BEGIN
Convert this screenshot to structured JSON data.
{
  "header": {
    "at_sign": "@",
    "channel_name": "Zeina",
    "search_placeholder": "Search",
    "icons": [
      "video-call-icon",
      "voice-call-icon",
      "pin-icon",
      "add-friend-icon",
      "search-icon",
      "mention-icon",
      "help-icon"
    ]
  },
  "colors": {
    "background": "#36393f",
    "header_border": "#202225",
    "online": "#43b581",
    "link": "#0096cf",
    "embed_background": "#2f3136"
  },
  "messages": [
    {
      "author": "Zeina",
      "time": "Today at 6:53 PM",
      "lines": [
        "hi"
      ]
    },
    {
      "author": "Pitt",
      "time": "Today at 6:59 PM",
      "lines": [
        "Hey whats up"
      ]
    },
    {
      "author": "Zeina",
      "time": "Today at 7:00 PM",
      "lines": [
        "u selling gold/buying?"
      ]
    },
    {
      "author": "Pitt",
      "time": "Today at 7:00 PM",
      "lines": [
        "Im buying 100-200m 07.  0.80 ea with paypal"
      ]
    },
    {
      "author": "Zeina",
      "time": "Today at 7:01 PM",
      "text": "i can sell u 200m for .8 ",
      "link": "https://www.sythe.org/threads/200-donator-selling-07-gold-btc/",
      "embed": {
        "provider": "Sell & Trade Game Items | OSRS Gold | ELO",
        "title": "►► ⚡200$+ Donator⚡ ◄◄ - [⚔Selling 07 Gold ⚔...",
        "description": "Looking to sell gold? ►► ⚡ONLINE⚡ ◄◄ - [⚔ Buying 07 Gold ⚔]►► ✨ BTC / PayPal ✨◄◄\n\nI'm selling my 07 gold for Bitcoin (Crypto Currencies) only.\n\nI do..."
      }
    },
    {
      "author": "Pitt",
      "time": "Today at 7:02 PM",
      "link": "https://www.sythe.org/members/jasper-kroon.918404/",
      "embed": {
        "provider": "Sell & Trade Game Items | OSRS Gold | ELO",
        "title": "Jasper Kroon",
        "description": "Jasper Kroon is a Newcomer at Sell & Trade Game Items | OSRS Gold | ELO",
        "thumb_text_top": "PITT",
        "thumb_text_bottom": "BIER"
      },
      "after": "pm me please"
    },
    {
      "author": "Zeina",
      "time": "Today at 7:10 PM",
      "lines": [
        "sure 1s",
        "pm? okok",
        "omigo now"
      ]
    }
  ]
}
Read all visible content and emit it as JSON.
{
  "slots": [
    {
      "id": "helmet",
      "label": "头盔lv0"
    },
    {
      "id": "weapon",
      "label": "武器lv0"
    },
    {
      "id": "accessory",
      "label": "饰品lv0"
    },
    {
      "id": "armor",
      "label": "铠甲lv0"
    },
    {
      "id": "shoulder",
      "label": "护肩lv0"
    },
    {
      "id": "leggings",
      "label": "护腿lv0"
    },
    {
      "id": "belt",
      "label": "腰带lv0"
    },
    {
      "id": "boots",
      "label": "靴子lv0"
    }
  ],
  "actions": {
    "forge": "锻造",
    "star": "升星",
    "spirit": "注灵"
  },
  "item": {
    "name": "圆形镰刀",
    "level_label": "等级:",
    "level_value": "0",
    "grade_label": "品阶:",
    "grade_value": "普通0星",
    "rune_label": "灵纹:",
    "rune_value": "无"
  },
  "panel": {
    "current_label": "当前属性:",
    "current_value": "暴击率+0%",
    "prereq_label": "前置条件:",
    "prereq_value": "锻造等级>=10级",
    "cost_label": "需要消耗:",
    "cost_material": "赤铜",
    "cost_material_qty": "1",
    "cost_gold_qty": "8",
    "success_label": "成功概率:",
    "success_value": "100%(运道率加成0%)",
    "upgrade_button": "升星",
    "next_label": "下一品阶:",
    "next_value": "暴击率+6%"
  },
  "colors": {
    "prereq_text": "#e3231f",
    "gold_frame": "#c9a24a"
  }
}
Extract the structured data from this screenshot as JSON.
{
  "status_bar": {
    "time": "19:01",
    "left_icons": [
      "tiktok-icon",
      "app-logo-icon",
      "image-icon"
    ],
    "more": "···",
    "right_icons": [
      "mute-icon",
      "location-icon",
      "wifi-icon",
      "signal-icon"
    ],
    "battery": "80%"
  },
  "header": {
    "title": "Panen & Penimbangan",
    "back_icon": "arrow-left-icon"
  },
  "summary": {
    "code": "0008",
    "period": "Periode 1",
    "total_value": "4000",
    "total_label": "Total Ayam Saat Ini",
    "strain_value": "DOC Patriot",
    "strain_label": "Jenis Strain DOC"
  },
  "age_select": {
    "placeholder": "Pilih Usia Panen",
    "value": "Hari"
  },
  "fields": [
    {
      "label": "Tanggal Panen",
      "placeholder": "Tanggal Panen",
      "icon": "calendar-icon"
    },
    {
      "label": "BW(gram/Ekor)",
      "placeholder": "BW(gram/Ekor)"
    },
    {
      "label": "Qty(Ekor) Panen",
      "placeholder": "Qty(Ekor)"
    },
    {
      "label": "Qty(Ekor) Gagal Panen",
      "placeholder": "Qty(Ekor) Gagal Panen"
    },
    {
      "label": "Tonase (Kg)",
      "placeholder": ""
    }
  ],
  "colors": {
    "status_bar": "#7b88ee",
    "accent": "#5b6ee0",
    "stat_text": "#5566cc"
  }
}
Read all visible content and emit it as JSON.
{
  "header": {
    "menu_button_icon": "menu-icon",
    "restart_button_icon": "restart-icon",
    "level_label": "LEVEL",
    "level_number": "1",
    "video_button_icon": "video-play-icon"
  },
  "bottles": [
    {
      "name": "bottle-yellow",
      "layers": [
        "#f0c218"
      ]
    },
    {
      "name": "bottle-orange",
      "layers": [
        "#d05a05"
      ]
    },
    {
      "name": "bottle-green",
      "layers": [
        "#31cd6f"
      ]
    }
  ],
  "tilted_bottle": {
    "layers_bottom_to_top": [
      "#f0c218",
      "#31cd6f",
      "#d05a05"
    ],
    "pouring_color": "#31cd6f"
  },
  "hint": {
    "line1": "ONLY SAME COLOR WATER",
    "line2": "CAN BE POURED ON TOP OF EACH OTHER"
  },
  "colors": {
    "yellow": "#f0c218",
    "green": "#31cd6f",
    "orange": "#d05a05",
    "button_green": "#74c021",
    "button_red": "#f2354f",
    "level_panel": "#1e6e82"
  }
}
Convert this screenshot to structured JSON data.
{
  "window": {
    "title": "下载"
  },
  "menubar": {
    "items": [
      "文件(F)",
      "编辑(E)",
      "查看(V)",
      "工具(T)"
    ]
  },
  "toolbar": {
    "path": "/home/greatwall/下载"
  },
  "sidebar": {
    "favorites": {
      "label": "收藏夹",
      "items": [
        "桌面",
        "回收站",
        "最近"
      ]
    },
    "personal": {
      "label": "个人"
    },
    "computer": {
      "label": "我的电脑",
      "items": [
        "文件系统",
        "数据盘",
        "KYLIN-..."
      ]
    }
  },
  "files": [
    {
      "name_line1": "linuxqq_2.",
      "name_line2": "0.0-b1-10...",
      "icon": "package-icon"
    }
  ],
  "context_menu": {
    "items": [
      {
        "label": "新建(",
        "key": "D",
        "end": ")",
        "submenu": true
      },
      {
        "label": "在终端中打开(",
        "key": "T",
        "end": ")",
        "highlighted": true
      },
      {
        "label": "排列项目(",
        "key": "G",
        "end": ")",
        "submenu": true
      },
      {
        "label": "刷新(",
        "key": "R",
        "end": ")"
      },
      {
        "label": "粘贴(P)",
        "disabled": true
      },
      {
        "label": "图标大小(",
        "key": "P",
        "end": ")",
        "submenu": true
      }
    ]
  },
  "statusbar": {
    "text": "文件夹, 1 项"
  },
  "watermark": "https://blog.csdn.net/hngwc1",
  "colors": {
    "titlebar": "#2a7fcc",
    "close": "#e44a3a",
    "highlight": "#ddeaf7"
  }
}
END
● JOB: Show all lines from the data above in which the word "description" appears.

● SOLUTION:
        "description": "Looking to sell gold? ►► ⚡ONLINE⚡ ◄◄ - [⚔ Buying 07 Gold ⚔]►► ✨ BTC / PayPal ✨◄◄\n\nI'm selling my 07 gold for Bitcoin (Crypto Currencies) only.\n\nI do..."
        "description": "Jasper Kroon is a Newcomer at Sell & Trade Game Items | OSRS Gold | ELO",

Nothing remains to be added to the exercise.